▶ What is asked
Show each line of the data below that has the string "TiO₂" in it.

#### Record set ####

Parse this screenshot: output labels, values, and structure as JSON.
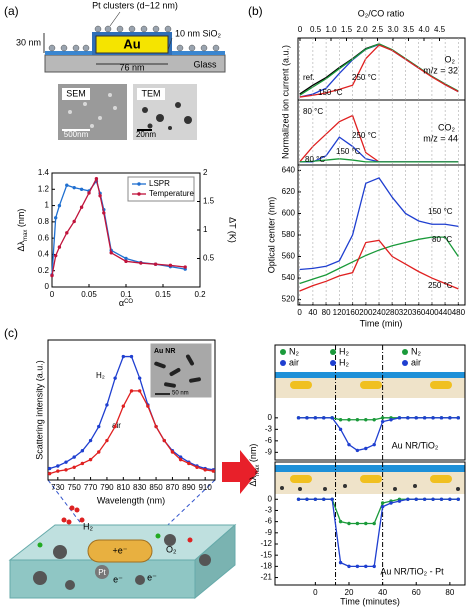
{
  "figure": {
    "panel_labels": [
      "(a)",
      "(b)",
      "(c)"
    ]
  },
  "schematic_a": {
    "pt": "Pt clusters (d~12 nm)",
    "sio2": "10 nm SiO₂",
    "height": "30 nm",
    "au": "Au",
    "width": "76 nm",
    "glass": "Glass",
    "sem": "SEM",
    "tem": "TEM",
    "sem_scale": "500nm",
    "tem_scale": "20nm"
  },
  "schematic_c": {
    "h2": "H₂",
    "o2": "O₂",
    "electron": "e⁻",
    "rod_charge": "+e⁻",
    "pt": "Pt"
  },
  "chart_data": [
    {
      "type": "line",
      "xlabel": [
        "α",
        "CO"
      ],
      "ylabel": [
        "Δλ",
        "max",
        " (nm)"
      ],
      "y2label": "ΔT (K)",
      "markers": true,
      "legend": "upper right",
      "xlim": [
        0,
        0.2
      ],
      "xticks": [
        0,
        0.05,
        0.1,
        0.15,
        0.2
      ],
      "ylim": [
        0,
        1.4
      ],
      "yticks": [
        0,
        0.2,
        0.4,
        0.6,
        0.8,
        1,
        1.2,
        1.4
      ],
      "y2lim": [
        0,
        2
      ],
      "y2ticks": [
        0.5,
        1,
        1.5,
        2
      ],
      "x": [
        0,
        0.005,
        0.01,
        0.02,
        0.03,
        0.04,
        0.05,
        0.06,
        0.065,
        0.07,
        0.08,
        0.1,
        0.12,
        0.14,
        0.16,
        0.18
      ],
      "series": [
        {
          "name": "LSPR",
          "color": "#1f6fd0",
          "values": [
            0.15,
            0.85,
            1.0,
            1.25,
            1.22,
            1.2,
            1.18,
            1.3,
            1.15,
            0.95,
            0.45,
            0.35,
            0.3,
            0.28,
            0.25,
            0.22
          ]
        },
        {
          "name": "Temperature",
          "color": "#c0143c",
          "axis": "y2",
          "values": [
            0.2,
            0.55,
            0.7,
            0.95,
            1.15,
            1.4,
            1.65,
            1.9,
            1.6,
            1.3,
            0.6,
            0.45,
            0.42,
            0.4,
            0.38,
            0.35
          ]
        }
      ]
    },
    {
      "type": "line",
      "ylabel": "Normalized ion current (a.u.)",
      "x2label": "O₂/CO ratio",
      "x2categories": [
        "0",
        "0.5",
        "1.0",
        "1.5",
        "2.0",
        "2.5",
        "3.0",
        "3.5",
        "4.0",
        "4.5"
      ],
      "gas": "O₂",
      "mz": "m/z = 32",
      "xlim": [
        -5,
        500
      ],
      "ylim": [
        0,
        1.05
      ],
      "x": [
        0,
        40,
        80,
        120,
        160,
        200,
        240,
        280,
        320,
        360,
        400,
        440,
        480
      ],
      "series": [
        {
          "name": "ref.",
          "color": "#000000",
          "values": [
            0.1,
            0.25,
            0.38,
            0.55,
            0.7,
            0.87,
            0.95,
            0.85,
            0.7,
            0.55,
            0.4,
            0.27,
            0.15
          ]
        },
        {
          "name": "150 °C",
          "color": "#1f3fd0",
          "values": [
            0.05,
            0.1,
            0.2,
            0.45,
            0.68,
            0.86,
            0.94,
            0.84,
            0.69,
            0.54,
            0.4,
            0.26,
            0.14
          ]
        },
        {
          "name": "80 °C",
          "color": "#1a9a3a",
          "values": [
            0.08,
            0.22,
            0.36,
            0.53,
            0.69,
            0.86,
            0.95,
            0.85,
            0.7,
            0.55,
            0.4,
            0.27,
            0.15
          ]
        },
        {
          "name": "250 °C",
          "color": "#e02020",
          "values": [
            0.05,
            0.08,
            0.12,
            0.18,
            0.25,
            0.7,
            0.93,
            0.84,
            0.69,
            0.54,
            0.39,
            0.26,
            0.14
          ]
        }
      ]
    },
    {
      "type": "line",
      "gas": "CO₂",
      "mz": "m/z = 44",
      "xlim": [
        -5,
        500
      ],
      "ylim": [
        0,
        1.05
      ],
      "x": [
        0,
        40,
        80,
        120,
        160,
        200,
        240,
        280,
        320,
        360,
        400,
        440,
        480
      ],
      "series": [
        {
          "name": "250 °C",
          "color": "#e02020",
          "values": [
            0.05,
            0.3,
            0.5,
            0.7,
            0.8,
            0.2,
            0.05,
            0.05,
            0.05,
            0.05,
            0.05,
            0.05,
            0.05
          ]
        },
        {
          "name": "150 °C",
          "color": "#1f3fd0",
          "values": [
            0.05,
            0.05,
            0.15,
            0.45,
            0.3,
            0.1,
            0.05,
            0.05,
            0.05,
            0.05,
            0.05,
            0.05,
            0.05
          ]
        },
        {
          "name": "80 °C",
          "color": "#1a9a3a",
          "values": [
            0.05,
            0.06,
            0.08,
            0.1,
            0.08,
            0.05,
            0.05,
            0.05,
            0.05,
            0.05,
            0.05,
            0.05,
            0.05
          ]
        }
      ]
    },
    {
      "type": "line",
      "xlabel": "Time (min)",
      "ylabel": "Optical center (nm)",
      "grid": true,
      "xlim": [
        -5,
        500
      ],
      "xticks": [
        0,
        40,
        80,
        120,
        160,
        200,
        240,
        280,
        320,
        360,
        400,
        440,
        480
      ],
      "ylim": [
        515,
        645
      ],
      "yticks": [
        520,
        540,
        560,
        580,
        600,
        620,
        640
      ],
      "x": [
        0,
        40,
        80,
        120,
        160,
        200,
        240,
        280,
        320,
        360,
        400,
        440,
        480
      ],
      "series": [
        {
          "name": "150 °C",
          "color": "#1f3fd0",
          "values": [
            548,
            549,
            551,
            556,
            580,
            628,
            633,
            615,
            600,
            593,
            590,
            590,
            588
          ]
        },
        {
          "name": "80 °C",
          "color": "#1a9a3a",
          "values": [
            535,
            539,
            543,
            549,
            555,
            561,
            566,
            570,
            573,
            576,
            578,
            578,
            560
          ]
        },
        {
          "name": "250 °C",
          "color": "#e02020",
          "values": [
            528,
            533,
            537,
            542,
            545,
            573,
            575,
            560,
            553,
            546,
            540,
            535,
            530
          ]
        }
      ]
    },
    {
      "type": "line",
      "markers": true,
      "xlabel": "Wavelength (nm)",
      "ylabel": "Scattering intensity (a.u.)",
      "inset": {
        "label": "Au NR",
        "scale": "50 nm"
      },
      "xlim": [
        718,
        922
      ],
      "xticks": [
        730,
        750,
        770,
        790,
        810,
        830,
        850,
        870,
        890,
        910
      ],
      "ylim": [
        0,
        1.1
      ],
      "x": [
        720,
        730,
        740,
        750,
        760,
        770,
        780,
        790,
        800,
        810,
        820,
        830,
        840,
        850,
        860,
        870,
        880,
        890,
        900,
        910,
        920
      ],
      "series": [
        {
          "name": "H₂",
          "color": "#1f3fd0",
          "values": [
            0.09,
            0.11,
            0.14,
            0.18,
            0.23,
            0.31,
            0.42,
            0.59,
            0.8,
            0.97,
            0.97,
            0.8,
            0.59,
            0.42,
            0.31,
            0.23,
            0.18,
            0.14,
            0.11,
            0.09,
            0.08
          ]
        },
        {
          "name": "air",
          "color": "#e02020",
          "values": [
            0.05,
            0.07,
            0.08,
            0.1,
            0.13,
            0.16,
            0.22,
            0.31,
            0.42,
            0.58,
            0.7,
            0.7,
            0.58,
            0.42,
            0.31,
            0.22,
            0.16,
            0.13,
            0.1,
            0.08,
            0.07
          ]
        }
      ]
    },
    {
      "type": "line",
      "markers": true,
      "ylabel": [
        "Δλ",
        "max",
        " (nm)"
      ],
      "sample": "Au NR/TiO₂",
      "xlim": [
        -24,
        89
      ],
      "ylim": [
        -11,
        19
      ],
      "yticks": [
        0,
        -3,
        -6,
        -9
      ],
      "vlines": [
        12,
        40
      ],
      "x": [
        -10,
        -5,
        0,
        5,
        10,
        15,
        20,
        25,
        30,
        35,
        40,
        45,
        50,
        55,
        60,
        65,
        70,
        75,
        80,
        85
      ],
      "series": [
        {
          "color": "#1a9a3a",
          "labels": [
            "N₂",
            "H₂",
            "N₂"
          ],
          "values": [
            0,
            0,
            0,
            0,
            0,
            -0.5,
            -0.5,
            -0.5,
            -0.5,
            -0.5,
            0,
            0,
            0,
            0,
            0,
            0,
            0,
            0,
            0,
            0
          ]
        },
        {
          "color": "#1f3fd0",
          "labels": [
            "air",
            "H₂",
            "air"
          ],
          "values": [
            0,
            0,
            0,
            0,
            0,
            -3,
            -7,
            -8.5,
            -8,
            -7,
            -1,
            -0.5,
            0,
            0,
            0,
            0,
            0,
            0,
            0,
            0
          ]
        }
      ]
    },
    {
      "type": "line",
      "markers": true,
      "sample": "Au NR/TiO₂ - Pt",
      "xlabel": "Time (minutes)",
      "xlim": [
        -24,
        89
      ],
      "xticks": [
        0,
        20,
        40,
        60,
        80
      ],
      "ylim": [
        -23,
        10
      ],
      "yticks": [
        0,
        -3,
        -6,
        -9,
        -12,
        -15,
        -18,
        -21
      ],
      "vlines": [
        12,
        40
      ],
      "x": [
        -10,
        -5,
        0,
        5,
        10,
        15,
        20,
        25,
        30,
        35,
        40,
        45,
        50,
        55,
        60,
        65,
        70,
        75,
        80,
        85
      ],
      "series": [
        {
          "color": "#1a9a3a",
          "values": [
            0,
            0,
            0,
            0,
            0,
            -6,
            -6.5,
            -6.5,
            -6.5,
            -6.5,
            -1,
            -0.5,
            0,
            0,
            0,
            0,
            0,
            0,
            0,
            0
          ]
        },
        {
          "color": "#1f3fd0",
          "values": [
            0,
            0,
            0,
            0,
            0,
            -17,
            -18,
            -18,
            -18,
            -18,
            -2,
            -1,
            -0.5,
            0,
            0,
            0,
            0,
            0,
            0,
            0
          ]
        }
      ]
    }
  ]
}
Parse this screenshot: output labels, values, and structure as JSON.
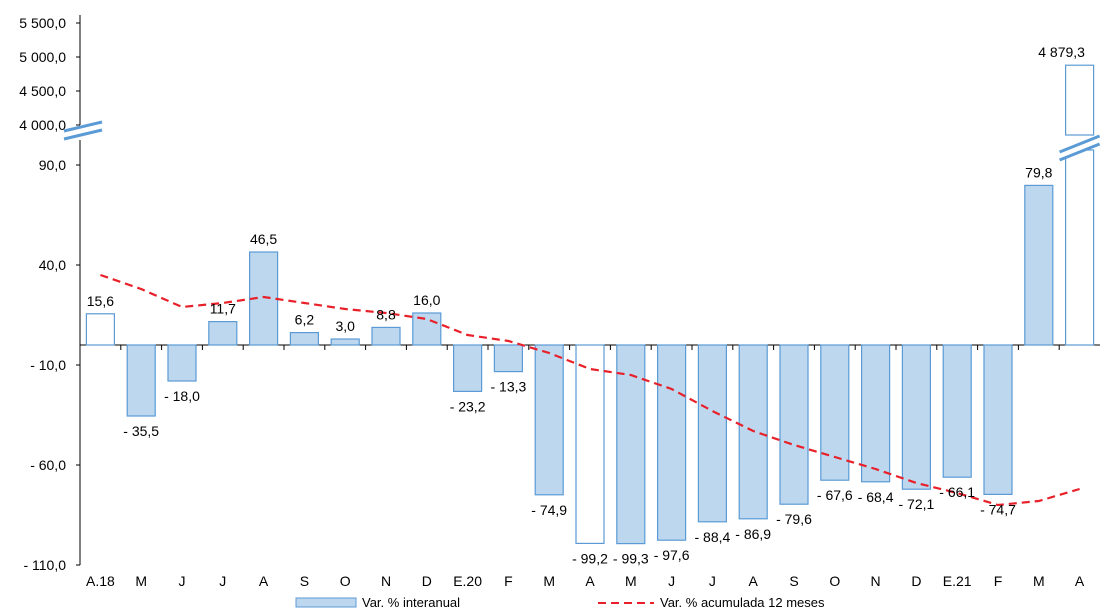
{
  "chart_data": {
    "type": "bar",
    "title": "",
    "xlabel": "",
    "ylabel": "",
    "categories": [
      "A.18",
      "M",
      "J",
      "J",
      "A",
      "S",
      "O",
      "N",
      "D",
      "E.20",
      "F",
      "M",
      "A",
      "M",
      "J",
      "J",
      "A",
      "S",
      "O",
      "N",
      "D",
      "E.21",
      "F",
      "M",
      "A"
    ],
    "series": [
      {
        "name": "Var. % interanual",
        "type": "bar",
        "values": [
          15.6,
          -35.5,
          -18.0,
          11.7,
          46.5,
          6.2,
          3.0,
          8.8,
          16.0,
          -23.2,
          -13.3,
          -74.9,
          -99.2,
          -99.3,
          -97.6,
          -88.4,
          -86.9,
          -79.6,
          -67.6,
          -68.4,
          -72.1,
          -66.1,
          -74.7,
          79.8,
          4879.3
        ],
        "labels": [
          "15,6",
          "- 35,5",
          "- 18,0",
          "11,7",
          "46,5",
          "6,2",
          "3,0",
          "8,8",
          "16,0",
          "- 23,2",
          "- 13,3",
          "- 74,9",
          "- 99,2",
          "- 99,3",
          "- 97,6",
          "- 88,4",
          "- 86,9",
          "- 79,6",
          "- 67,6",
          "- 68,4",
          "- 72,1",
          "- 66,1",
          "- 74,7",
          "79,8",
          "4 879,3"
        ],
        "outlined": [
          true,
          false,
          false,
          false,
          false,
          false,
          false,
          false,
          false,
          false,
          false,
          false,
          true,
          false,
          false,
          false,
          false,
          false,
          false,
          false,
          false,
          false,
          false,
          false,
          true
        ],
        "color": "#bdd7ee",
        "border": "#5b9bd5"
      },
      {
        "name": "Var. % acumulada 12 meses",
        "type": "line",
        "style": "dashed",
        "color": "#e8202a",
        "values": [
          35,
          28,
          19,
          21,
          24,
          21,
          18,
          16,
          13,
          5,
          2,
          -4,
          -12,
          -15,
          -22,
          -33,
          -43,
          -50,
          -56,
          -62,
          -69,
          -74,
          -80,
          -78,
          -72
        ]
      }
    ],
    "y_axis": {
      "lower_ticks": [
        "90,0",
        "40,0",
        "- 10,0",
        "- 60,0",
        "- 110,0"
      ],
      "lower_tick_values": [
        90,
        40,
        -10,
        -60,
        -110
      ],
      "upper_ticks": [
        "5 500,0",
        "5 000,0",
        "4 500,0",
        "4 000,0"
      ],
      "upper_tick_values": [
        5500,
        5000,
        4500,
        4000
      ],
      "lower_range": [
        -110,
        90
      ],
      "upper_range": [
        4000,
        5500
      ],
      "axis_break": true
    },
    "legend": {
      "position": "bottom"
    },
    "grid": false
  }
}
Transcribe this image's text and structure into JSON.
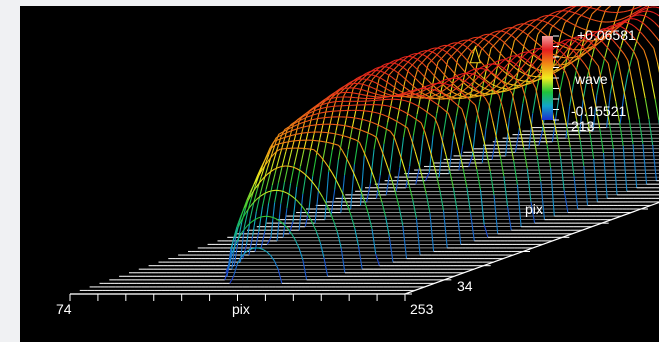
{
  "chart_data": {
    "type": "surface3d",
    "description_style": "stacked wireframe profile lines of a ring-shaped wavefront",
    "colormap": {
      "colors": [
        "#1a2fd0",
        "#11a6c9",
        "#1fc23a",
        "#f1ee1e",
        "#f08a14",
        "#e51d1d",
        "#f2a0a0"
      ],
      "max_label": "+0.06581",
      "min_label": "-0.15521",
      "label": "wave"
    },
    "x_axis": {
      "min": "74",
      "max": "253",
      "label": "pix"
    },
    "y_axis": {
      "min": "34",
      "max": "213",
      "label": "pix"
    },
    "z_range": [
      -0.15521,
      0.06581
    ],
    "grid": false
  }
}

####

▶ Task result
      "sample": "Au NR/TiO₂",
      "sample": "Au NR/TiO₂ - Pt",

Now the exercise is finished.